-- Begin Provided entries --

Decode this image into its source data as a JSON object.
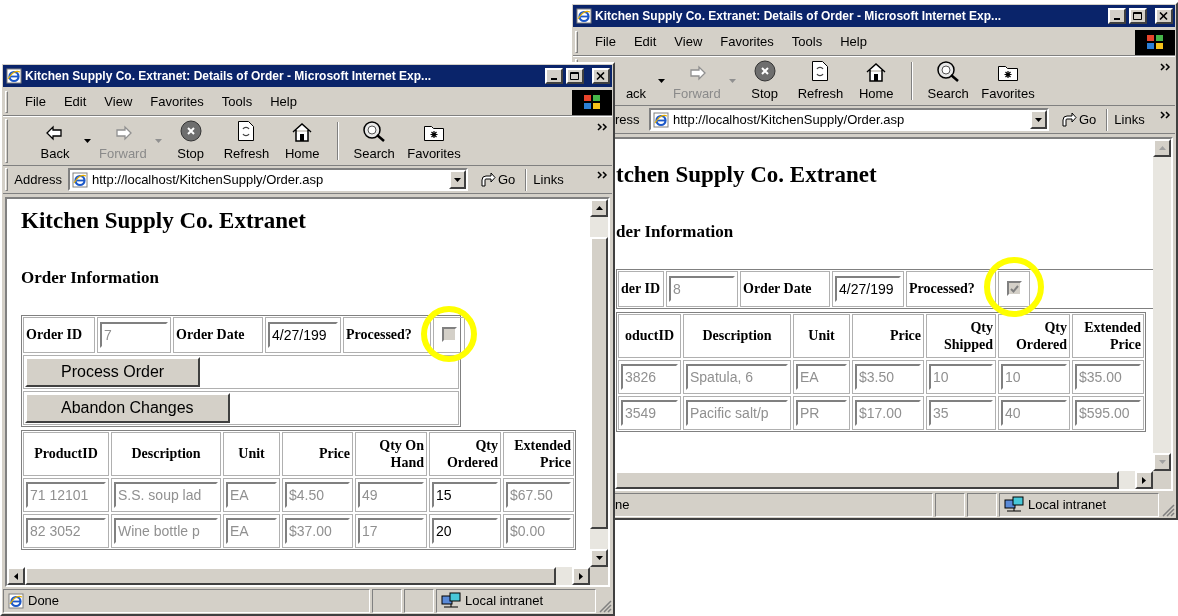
{
  "windows": [
    {
      "title": "Kitchen Supply Co. Extranet: Details of Order - Microsoft Internet Exp...",
      "menu": [
        "File",
        "Edit",
        "View",
        "Favorites",
        "Tools",
        "Help"
      ],
      "toolbar": [
        {
          "kind": "back",
          "label": "ack",
          "disabled": false
        },
        {
          "kind": "forward",
          "label": "Forward",
          "disabled": true
        },
        {
          "kind": "stop",
          "label": "Stop",
          "disabled": false
        },
        {
          "kind": "refresh",
          "label": "Refresh",
          "disabled": false
        },
        {
          "kind": "home",
          "label": "Home",
          "disabled": false
        },
        {
          "kind": "search",
          "label": "Search",
          "disabled": false
        },
        {
          "kind": "favorites",
          "label": "Favorites",
          "disabled": false
        }
      ],
      "address": {
        "label": "ress",
        "url": "http://localhost/KitchenSupply/Order.asp",
        "go": "Go",
        "links": "Links"
      },
      "page": {
        "heading": "tchen Supply Co. Extranet",
        "subheading": "der Information",
        "order": {
          "id_label": "der ID",
          "id": {
            "value": "8",
            "disabled": true
          },
          "date_label": "Order Date",
          "date": {
            "value": "4/27/199",
            "disabled": false
          },
          "processed_label": "Processed?",
          "processed": {
            "checked": true,
            "disabled": true
          }
        },
        "columns": [
          "oductID",
          "Description",
          "Unit",
          "Price",
          "Qty Shipped",
          "Qty Ordered",
          "Extended Price"
        ],
        "rows": [
          {
            "cells": [
              {
                "value": "3826",
                "disabled": true
              },
              {
                "value": "Spatula, 6",
                "disabled": true
              },
              {
                "value": "EA",
                "disabled": true
              },
              {
                "value": "$3.50",
                "disabled": true
              },
              {
                "value": "10",
                "disabled": true
              },
              {
                "value": "10",
                "disabled": true
              },
              {
                "value": "$35.00",
                "disabled": true
              }
            ]
          },
          {
            "cells": [
              {
                "value": "3549",
                "disabled": true
              },
              {
                "value": "Pacific salt/p",
                "disabled": true
              },
              {
                "value": "PR",
                "disabled": true
              },
              {
                "value": "$17.00",
                "disabled": true
              },
              {
                "value": "35",
                "disabled": true
              },
              {
                "value": "40",
                "disabled": true
              },
              {
                "value": "$595.00",
                "disabled": true
              }
            ]
          }
        ]
      },
      "status": {
        "text": "ne",
        "zone": "Local intranet"
      }
    },
    {
      "title": "Kitchen Supply Co. Extranet: Details of Order - Microsoft Internet Exp...",
      "menu": [
        "File",
        "Edit",
        "View",
        "Favorites",
        "Tools",
        "Help"
      ],
      "toolbar": [
        {
          "kind": "back",
          "label": "Back",
          "disabled": false
        },
        {
          "kind": "forward",
          "label": "Forward",
          "disabled": true
        },
        {
          "kind": "stop",
          "label": "Stop",
          "disabled": false
        },
        {
          "kind": "refresh",
          "label": "Refresh",
          "disabled": false
        },
        {
          "kind": "home",
          "label": "Home",
          "disabled": false
        },
        {
          "kind": "search",
          "label": "Search",
          "disabled": false
        },
        {
          "kind": "favorites",
          "label": "Favorites",
          "disabled": false
        }
      ],
      "address": {
        "label": "Address",
        "url": "http://localhost/KitchenSupply/Order.asp",
        "go": "Go",
        "links": "Links"
      },
      "page": {
        "heading": "Kitchen Supply Co. Extranet",
        "subheading": "Order Information",
        "order": {
          "id_label": "Order ID",
          "id": {
            "value": "7",
            "disabled": true
          },
          "date_label": "Order Date",
          "date": {
            "value": "4/27/199",
            "disabled": false
          },
          "processed_label": "Processed?",
          "processed": {
            "checked": false,
            "disabled": true
          }
        },
        "buttons": [
          "Process Order",
          "Abandon Changes"
        ],
        "columns": [
          "ProductID",
          "Description",
          "Unit",
          "Price",
          "Qty On Hand",
          "Qty Ordered",
          "Extended Price"
        ],
        "rows": [
          {
            "cells": [
              {
                "value": "71 12101",
                "disabled": true
              },
              {
                "value": "S.S. soup lad",
                "disabled": true
              },
              {
                "value": "EA",
                "disabled": true
              },
              {
                "value": "$4.50",
                "disabled": true
              },
              {
                "value": "49",
                "disabled": true
              },
              {
                "value": "15",
                "disabled": false
              },
              {
                "value": "$67.50",
                "disabled": true
              }
            ]
          },
          {
            "cells": [
              {
                "value": "82 3052",
                "disabled": true
              },
              {
                "value": "Wine bottle p",
                "disabled": true
              },
              {
                "value": "EA",
                "disabled": true
              },
              {
                "value": "$37.00",
                "disabled": true
              },
              {
                "value": "17",
                "disabled": true
              },
              {
                "value": "20",
                "disabled": false
              },
              {
                "value": "$0.00",
                "disabled": true
              }
            ]
          }
        ]
      },
      "status": {
        "text": "Done",
        "zone": "Local intranet"
      }
    }
  ]
}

-- End Provided entries --

Reproduce the data above in full, exactly as it is, with the pictures left out.

Answer to the problem
Decode this image into its source data as a JSON object.
{
  "windows": [
    {
      "title": "Kitchen Supply Co. Extranet: Details of Order - Microsoft Internet Exp...",
      "menu": [
        "File",
        "Edit",
        "View",
        "Favorites",
        "Tools",
        "Help"
      ],
      "toolbar": [
        {
          "kind": "back",
          "label": "ack",
          "disabled": false
        },
        {
          "kind": "forward",
          "label": "Forward",
          "disabled": true
        },
        {
          "kind": "stop",
          "label": "Stop",
          "disabled": false
        },
        {
          "kind": "refresh",
          "label": "Refresh",
          "disabled": false
        },
        {
          "kind": "home",
          "label": "Home",
          "disabled": false
        },
        {
          "kind": "search",
          "label": "Search",
          "disabled": false
        },
        {
          "kind": "favorites",
          "label": "Favorites",
          "disabled": false
        }
      ],
      "address": {
        "label": "ress",
        "url": "http://localhost/KitchenSupply/Order.asp",
        "go": "Go",
        "links": "Links"
      },
      "page": {
        "heading": "tchen Supply Co. Extranet",
        "subheading": "der Information",
        "order": {
          "id_label": "der ID",
          "id": {
            "value": "8",
            "disabled": true
          },
          "date_label": "Order Date",
          "date": {
            "value": "4/27/199",
            "disabled": false
          },
          "processed_label": "Processed?",
          "processed": {
            "checked": true,
            "disabled": true
          }
        },
        "columns": [
          "oductID",
          "Description",
          "Unit",
          "Price",
          "Qty Shipped",
          "Qty Ordered",
          "Extended Price"
        ],
        "rows": [
          {
            "cells": [
              {
                "value": "3826",
                "disabled": true
              },
              {
                "value": "Spatula, 6",
                "disabled": true
              },
              {
                "value": "EA",
                "disabled": true
              },
              {
                "value": "$3.50",
                "disabled": true
              },
              {
                "value": "10",
                "disabled": true
              },
              {
                "value": "10",
                "disabled": true
              },
              {
                "value": "$35.00",
                "disabled": true
              }
            ]
          },
          {
            "cells": [
              {
                "value": "3549",
                "disabled": true
              },
              {
                "value": "Pacific salt/p",
                "disabled": true
              },
              {
                "value": "PR",
                "disabled": true
              },
              {
                "value": "$17.00",
                "disabled": true
              },
              {
                "value": "35",
                "disabled": true
              },
              {
                "value": "40",
                "disabled": true
              },
              {
                "value": "$595.00",
                "disabled": true
              }
            ]
          }
        ]
      },
      "status": {
        "text": "ne",
        "zone": "Local intranet"
      }
    },
    {
      "title": "Kitchen Supply Co. Extranet: Details of Order - Microsoft Internet Exp...",
      "menu": [
        "File",
        "Edit",
        "View",
        "Favorites",
        "Tools",
        "Help"
      ],
      "toolbar": [
        {
          "kind": "back",
          "label": "Back",
          "disabled": false
        },
        {
          "kind": "forward",
          "label": "Forward",
          "disabled": true
        },
        {
          "kind": "stop",
          "label": "Stop",
          "disabled": false
        },
        {
          "kind": "refresh",
          "label": "Refresh",
          "disabled": false
        },
        {
          "kind": "home",
          "label": "Home",
          "disabled": false
        },
        {
          "kind": "search",
          "label": "Search",
          "disabled": false
        },
        {
          "kind": "favorites",
          "label": "Favorites",
          "disabled": false
        }
      ],
      "address": {
        "label": "Address",
        "url": "http://localhost/KitchenSupply/Order.asp",
        "go": "Go",
        "links": "Links"
      },
      "page": {
        "heading": "Kitchen Supply Co. Extranet",
        "subheading": "Order Information",
        "order": {
          "id_label": "Order ID",
          "id": {
            "value": "7",
            "disabled": true
          },
          "date_label": "Order Date",
          "date": {
            "value": "4/27/199",
            "disabled": false
          },
          "processed_label": "Processed?",
          "processed": {
            "checked": false,
            "disabled": true
          }
        },
        "buttons": [
          "Process Order",
          "Abandon Changes"
        ],
        "columns": [
          "ProductID",
          "Description",
          "Unit",
          "Price",
          "Qty On Hand",
          "Qty Ordered",
          "Extended Price"
        ],
        "rows": [
          {
            "cells": [
              {
                "value": "71 12101",
                "disabled": true
              },
              {
                "value": "S.S. soup lad",
                "disabled": true
              },
              {
                "value": "EA",
                "disabled": true
              },
              {
                "value": "$4.50",
                "disabled": true
              },
              {
                "value": "49",
                "disabled": true
              },
              {
                "value": "15",
                "disabled": false
              },
              {
                "value": "$67.50",
                "disabled": true
              }
            ]
          },
          {
            "cells": [
              {
                "value": "82 3052",
                "disabled": true
              },
              {
                "value": "Wine bottle p",
                "disabled": true
              },
              {
                "value": "EA",
                "disabled": true
              },
              {
                "value": "$37.00",
                "disabled": true
              },
              {
                "value": "17",
                "disabled": true
              },
              {
                "value": "20",
                "disabled": false
              },
              {
                "value": "$0.00",
                "disabled": true
              }
            ]
          }
        ]
      },
      "status": {
        "text": "Done",
        "zone": "Local intranet"
      }
    }
  ]
}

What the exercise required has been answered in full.